> **DIRECTIONS**
Repeat every line of the data below word for word, in the same order and without any changes.

> **DATA FOR THIS EXERCISE**
▶
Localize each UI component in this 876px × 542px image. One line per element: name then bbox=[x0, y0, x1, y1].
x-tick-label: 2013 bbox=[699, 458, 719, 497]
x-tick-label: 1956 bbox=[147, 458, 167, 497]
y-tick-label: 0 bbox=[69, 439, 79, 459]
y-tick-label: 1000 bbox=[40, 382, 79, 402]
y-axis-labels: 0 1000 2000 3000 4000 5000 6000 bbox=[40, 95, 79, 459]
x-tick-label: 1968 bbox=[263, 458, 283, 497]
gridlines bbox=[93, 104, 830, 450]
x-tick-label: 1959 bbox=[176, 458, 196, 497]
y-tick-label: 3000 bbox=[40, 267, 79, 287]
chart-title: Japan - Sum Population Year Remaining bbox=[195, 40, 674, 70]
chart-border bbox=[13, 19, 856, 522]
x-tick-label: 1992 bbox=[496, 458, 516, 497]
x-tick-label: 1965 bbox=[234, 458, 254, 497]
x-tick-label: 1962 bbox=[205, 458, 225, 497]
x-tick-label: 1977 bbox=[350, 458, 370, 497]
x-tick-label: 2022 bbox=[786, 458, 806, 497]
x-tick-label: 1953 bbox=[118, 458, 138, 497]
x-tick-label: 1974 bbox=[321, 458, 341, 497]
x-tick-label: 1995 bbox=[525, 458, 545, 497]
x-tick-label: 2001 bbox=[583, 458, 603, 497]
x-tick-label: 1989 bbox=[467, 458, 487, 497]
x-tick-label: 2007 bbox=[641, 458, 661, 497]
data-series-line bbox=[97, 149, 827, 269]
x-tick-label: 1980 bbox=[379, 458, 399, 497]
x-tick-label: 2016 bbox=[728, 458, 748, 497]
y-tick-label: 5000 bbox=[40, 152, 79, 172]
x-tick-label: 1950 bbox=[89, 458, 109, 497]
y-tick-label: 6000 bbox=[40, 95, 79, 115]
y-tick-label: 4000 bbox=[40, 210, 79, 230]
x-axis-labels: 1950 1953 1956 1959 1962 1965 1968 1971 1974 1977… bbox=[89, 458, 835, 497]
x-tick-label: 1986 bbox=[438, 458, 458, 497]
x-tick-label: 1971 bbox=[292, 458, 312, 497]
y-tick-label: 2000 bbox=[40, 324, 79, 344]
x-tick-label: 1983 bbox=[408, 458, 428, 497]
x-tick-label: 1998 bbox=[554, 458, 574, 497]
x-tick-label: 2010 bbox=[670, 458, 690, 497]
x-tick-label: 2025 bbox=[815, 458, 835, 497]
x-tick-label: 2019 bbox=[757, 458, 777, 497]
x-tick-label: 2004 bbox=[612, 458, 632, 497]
◀
> **TASK ANSWER**
Localize each UI component in this 876px × 542px image. One line per element: name then bbox=[x0, y0, x1, y1].
x-tick-label: 2013 bbox=[699, 458, 719, 497]
x-tick-label: 1956 bbox=[147, 458, 167, 497]
y-tick-label: 0 bbox=[69, 439, 79, 459]
y-tick-label: 1000 bbox=[40, 382, 79, 402]
y-axis-labels: 0 1000 2000 3000 4000 5000 6000 bbox=[40, 95, 79, 459]
x-tick-label: 1968 bbox=[263, 458, 283, 497]
gridlines bbox=[93, 104, 830, 450]
x-tick-label: 1959 bbox=[176, 458, 196, 497]
y-tick-label: 3000 bbox=[40, 267, 79, 287]
chart-title: Japan - Sum Population Year Remaining bbox=[195, 40, 674, 70]
chart-border bbox=[13, 19, 856, 522]
x-tick-label: 1992 bbox=[496, 458, 516, 497]
x-tick-label: 1965 bbox=[234, 458, 254, 497]
x-tick-label: 1962 bbox=[205, 458, 225, 497]
x-tick-label: 1977 bbox=[350, 458, 370, 497]
x-tick-label: 2022 bbox=[786, 458, 806, 497]
x-tick-label: 1953 bbox=[118, 458, 138, 497]
x-tick-label: 1974 bbox=[321, 458, 341, 497]
x-tick-label: 1995 bbox=[525, 458, 545, 497]
x-tick-label: 2001 bbox=[583, 458, 603, 497]
x-tick-label: 1989 bbox=[467, 458, 487, 497]
x-tick-label: 2007 bbox=[641, 458, 661, 497]
data-series-line bbox=[97, 149, 827, 269]
x-tick-label: 1980 bbox=[379, 458, 399, 497]
x-tick-label: 2016 bbox=[728, 458, 748, 497]
y-tick-label: 5000 bbox=[40, 152, 79, 172]
x-tick-label: 1950 bbox=[89, 458, 109, 497]
y-tick-label: 6000 bbox=[40, 95, 79, 115]
y-tick-label: 4000 bbox=[40, 210, 79, 230]
x-axis-labels: 1950 1953 1956 1959 1962 1965 1968 1971 1974 1977… bbox=[89, 458, 835, 497]
x-tick-label: 1986 bbox=[438, 458, 458, 497]
x-tick-label: 1971 bbox=[292, 458, 312, 497]
y-tick-label: 2000 bbox=[40, 324, 79, 344]
x-tick-label: 1983 bbox=[408, 458, 428, 497]
x-tick-label: 1998 bbox=[554, 458, 574, 497]
x-tick-label: 2010 bbox=[670, 458, 690, 497]
x-tick-label: 2025 bbox=[815, 458, 835, 497]
x-tick-label: 2019 bbox=[757, 458, 777, 497]
x-tick-label: 2004 bbox=[612, 458, 632, 497]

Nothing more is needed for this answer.